Count every line below that contains "conocimiento", then state the total with no other output.

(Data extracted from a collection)
** START **

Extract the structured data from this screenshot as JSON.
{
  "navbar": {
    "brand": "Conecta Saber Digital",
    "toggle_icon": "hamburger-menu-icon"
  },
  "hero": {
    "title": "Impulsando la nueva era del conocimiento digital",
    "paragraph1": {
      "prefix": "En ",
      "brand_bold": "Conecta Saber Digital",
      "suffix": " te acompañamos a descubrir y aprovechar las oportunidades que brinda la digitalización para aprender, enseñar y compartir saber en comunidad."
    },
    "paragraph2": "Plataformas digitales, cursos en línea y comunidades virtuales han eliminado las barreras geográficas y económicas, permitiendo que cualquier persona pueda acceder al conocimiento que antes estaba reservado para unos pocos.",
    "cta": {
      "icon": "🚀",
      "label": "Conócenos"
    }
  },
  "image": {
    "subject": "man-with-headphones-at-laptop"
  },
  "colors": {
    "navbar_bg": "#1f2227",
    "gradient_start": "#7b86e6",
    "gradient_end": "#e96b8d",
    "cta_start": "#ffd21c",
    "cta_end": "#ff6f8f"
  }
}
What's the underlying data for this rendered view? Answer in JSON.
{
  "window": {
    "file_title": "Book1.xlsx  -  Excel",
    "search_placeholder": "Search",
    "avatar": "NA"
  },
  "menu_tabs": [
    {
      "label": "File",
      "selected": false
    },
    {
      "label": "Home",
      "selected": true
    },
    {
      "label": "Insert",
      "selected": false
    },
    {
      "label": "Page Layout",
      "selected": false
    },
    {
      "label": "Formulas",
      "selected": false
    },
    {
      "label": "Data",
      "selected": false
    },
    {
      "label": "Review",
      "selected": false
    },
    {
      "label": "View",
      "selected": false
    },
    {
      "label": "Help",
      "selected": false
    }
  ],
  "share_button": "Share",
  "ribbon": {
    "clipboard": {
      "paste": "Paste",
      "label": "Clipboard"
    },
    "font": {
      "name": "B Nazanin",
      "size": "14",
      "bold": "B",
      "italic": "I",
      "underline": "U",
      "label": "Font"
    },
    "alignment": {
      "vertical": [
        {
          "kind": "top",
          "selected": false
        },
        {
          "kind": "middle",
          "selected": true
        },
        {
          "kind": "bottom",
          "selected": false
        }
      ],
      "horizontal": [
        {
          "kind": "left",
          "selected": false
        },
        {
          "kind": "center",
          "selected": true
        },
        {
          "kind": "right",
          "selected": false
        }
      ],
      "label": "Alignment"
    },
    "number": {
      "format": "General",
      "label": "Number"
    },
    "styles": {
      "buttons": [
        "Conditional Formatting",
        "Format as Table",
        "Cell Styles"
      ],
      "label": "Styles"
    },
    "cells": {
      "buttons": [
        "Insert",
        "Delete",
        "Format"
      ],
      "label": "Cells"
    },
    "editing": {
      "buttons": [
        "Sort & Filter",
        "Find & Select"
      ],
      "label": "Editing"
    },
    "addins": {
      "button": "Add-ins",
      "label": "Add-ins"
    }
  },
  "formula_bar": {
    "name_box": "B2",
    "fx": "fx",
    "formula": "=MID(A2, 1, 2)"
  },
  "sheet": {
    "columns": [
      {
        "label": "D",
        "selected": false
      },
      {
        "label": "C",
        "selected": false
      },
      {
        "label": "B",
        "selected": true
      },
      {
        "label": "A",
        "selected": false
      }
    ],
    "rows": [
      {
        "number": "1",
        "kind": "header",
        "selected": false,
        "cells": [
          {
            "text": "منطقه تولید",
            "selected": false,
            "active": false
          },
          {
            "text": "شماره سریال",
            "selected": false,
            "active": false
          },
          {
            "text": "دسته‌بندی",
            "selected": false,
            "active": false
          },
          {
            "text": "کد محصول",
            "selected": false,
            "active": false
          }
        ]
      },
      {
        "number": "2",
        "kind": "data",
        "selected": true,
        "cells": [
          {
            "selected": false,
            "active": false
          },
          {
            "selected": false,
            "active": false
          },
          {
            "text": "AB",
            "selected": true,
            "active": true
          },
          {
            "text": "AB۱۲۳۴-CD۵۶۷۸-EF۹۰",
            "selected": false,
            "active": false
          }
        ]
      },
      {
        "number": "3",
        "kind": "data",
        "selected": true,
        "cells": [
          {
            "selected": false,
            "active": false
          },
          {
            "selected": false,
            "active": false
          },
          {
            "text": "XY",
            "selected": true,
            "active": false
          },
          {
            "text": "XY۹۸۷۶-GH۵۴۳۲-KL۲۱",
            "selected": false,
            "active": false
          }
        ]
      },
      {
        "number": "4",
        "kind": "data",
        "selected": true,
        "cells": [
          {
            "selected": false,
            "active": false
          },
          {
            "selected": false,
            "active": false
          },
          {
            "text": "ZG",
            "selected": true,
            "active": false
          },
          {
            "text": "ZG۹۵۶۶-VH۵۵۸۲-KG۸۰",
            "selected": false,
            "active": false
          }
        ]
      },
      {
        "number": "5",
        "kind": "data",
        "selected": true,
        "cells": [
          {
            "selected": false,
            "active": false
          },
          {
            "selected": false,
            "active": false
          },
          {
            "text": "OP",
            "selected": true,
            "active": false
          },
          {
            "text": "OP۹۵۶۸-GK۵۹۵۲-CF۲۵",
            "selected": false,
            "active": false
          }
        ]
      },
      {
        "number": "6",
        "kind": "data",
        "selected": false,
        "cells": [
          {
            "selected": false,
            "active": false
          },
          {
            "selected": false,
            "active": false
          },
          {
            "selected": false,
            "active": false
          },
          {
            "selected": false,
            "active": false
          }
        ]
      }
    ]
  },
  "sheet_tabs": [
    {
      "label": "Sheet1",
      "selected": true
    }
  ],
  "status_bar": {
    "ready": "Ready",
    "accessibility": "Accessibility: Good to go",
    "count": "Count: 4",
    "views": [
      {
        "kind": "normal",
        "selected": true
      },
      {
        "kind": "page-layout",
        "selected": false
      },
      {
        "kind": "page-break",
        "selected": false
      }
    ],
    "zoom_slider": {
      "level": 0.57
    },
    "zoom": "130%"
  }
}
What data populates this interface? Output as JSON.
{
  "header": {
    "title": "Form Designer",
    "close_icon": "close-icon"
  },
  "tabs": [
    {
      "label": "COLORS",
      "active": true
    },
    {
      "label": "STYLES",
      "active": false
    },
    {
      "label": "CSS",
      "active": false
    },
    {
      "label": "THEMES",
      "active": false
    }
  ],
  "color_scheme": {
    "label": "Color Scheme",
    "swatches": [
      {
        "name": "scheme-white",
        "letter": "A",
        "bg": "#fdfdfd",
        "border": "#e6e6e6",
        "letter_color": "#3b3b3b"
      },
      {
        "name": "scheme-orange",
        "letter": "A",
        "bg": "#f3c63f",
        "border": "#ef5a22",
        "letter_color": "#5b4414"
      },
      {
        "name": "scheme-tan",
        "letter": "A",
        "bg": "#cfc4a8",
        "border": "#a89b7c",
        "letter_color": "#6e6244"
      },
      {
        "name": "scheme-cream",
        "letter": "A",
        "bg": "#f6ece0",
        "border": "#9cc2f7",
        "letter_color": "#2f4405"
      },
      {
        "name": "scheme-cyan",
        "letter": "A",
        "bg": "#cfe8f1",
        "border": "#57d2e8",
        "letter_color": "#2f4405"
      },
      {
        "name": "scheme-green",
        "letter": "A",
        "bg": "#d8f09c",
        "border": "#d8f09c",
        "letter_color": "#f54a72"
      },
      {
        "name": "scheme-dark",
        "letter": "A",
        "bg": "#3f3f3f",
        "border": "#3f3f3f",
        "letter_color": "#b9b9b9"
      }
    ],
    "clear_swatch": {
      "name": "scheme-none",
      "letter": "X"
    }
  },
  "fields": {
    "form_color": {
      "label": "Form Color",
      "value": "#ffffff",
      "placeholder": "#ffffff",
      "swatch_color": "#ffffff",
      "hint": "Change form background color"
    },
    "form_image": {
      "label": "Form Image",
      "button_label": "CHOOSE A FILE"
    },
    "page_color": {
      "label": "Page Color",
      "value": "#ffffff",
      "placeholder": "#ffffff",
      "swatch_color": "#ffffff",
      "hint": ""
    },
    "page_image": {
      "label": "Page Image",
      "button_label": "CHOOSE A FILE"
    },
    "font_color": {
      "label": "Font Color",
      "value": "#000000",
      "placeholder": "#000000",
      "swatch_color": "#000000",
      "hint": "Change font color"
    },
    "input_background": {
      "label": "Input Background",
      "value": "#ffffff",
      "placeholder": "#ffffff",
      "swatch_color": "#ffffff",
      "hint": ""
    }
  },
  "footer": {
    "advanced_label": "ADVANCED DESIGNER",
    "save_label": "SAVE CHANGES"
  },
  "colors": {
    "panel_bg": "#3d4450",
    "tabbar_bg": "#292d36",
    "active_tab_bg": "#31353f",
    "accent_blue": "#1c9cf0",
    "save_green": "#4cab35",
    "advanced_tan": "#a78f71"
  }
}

** END **

→ **RESULT**:
2